**WHAT YOU HAVE TO DO**
Everything in the listing except the pictures should be written out exactly.

**SOURCE MATERIAL**
::::::::::

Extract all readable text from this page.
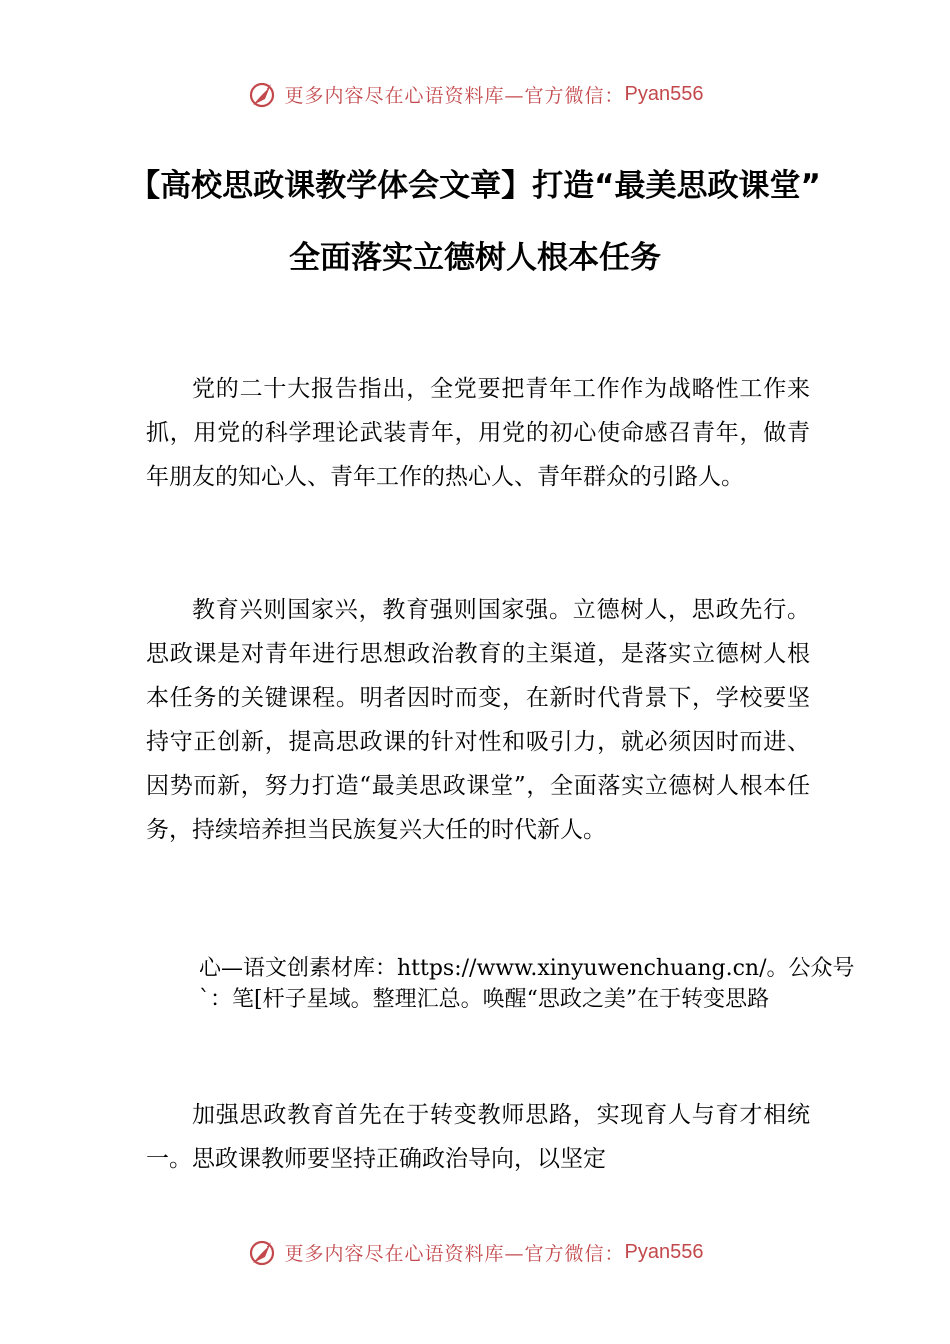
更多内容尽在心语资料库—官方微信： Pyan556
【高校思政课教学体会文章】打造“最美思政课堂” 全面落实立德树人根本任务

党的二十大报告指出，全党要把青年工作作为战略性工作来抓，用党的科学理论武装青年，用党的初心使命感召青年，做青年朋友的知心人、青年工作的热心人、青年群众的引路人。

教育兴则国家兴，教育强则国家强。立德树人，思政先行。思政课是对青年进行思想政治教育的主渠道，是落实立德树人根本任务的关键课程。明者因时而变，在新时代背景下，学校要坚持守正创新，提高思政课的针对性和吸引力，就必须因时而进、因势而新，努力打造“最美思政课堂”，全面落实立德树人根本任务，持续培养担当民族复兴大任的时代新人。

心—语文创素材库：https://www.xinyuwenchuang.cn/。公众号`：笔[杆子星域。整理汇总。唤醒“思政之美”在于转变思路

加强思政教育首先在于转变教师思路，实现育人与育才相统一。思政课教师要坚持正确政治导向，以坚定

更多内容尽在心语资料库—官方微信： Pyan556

::::::::::

**THE ANSWER**
Extract all readable text from this page.
更多内容尽在心语资料库—官方微信： Pyan556
【高校思政课教学体会文章】打造“最美思政课堂” 全面落实立德树人根本任务

党的二十大报告指出，全党要把青年工作作为战略性工作来抓，用党的科学理论武装青年，用党的初心使命感召青年，做青年朋友的知心人、青年工作的热心人、青年群众的引路人。

教育兴则国家兴，教育强则国家强。立德树人，思政先行。思政课是对青年进行思想政治教育的主渠道，是落实立德树人根本任务的关键课程。明者因时而变，在新时代背景下，学校要坚持守正创新，提高思政课的针对性和吸引力，就必须因时而进、因势而新，努力打造“最美思政课堂”，全面落实立德树人根本任务，持续培养担当民族复兴大任的时代新人。

心—语文创素材库：https://www.xinyuwenchuang.cn/。公众号`：笔[杆子星域。整理汇总。唤醒“思政之美”在于转变思路

加强思政教育首先在于转变教师思路，实现育人与育才相统一。思政课教师要坚持正确政治导向，以坚定

更多内容尽在心语资料库—官方微信： Pyan556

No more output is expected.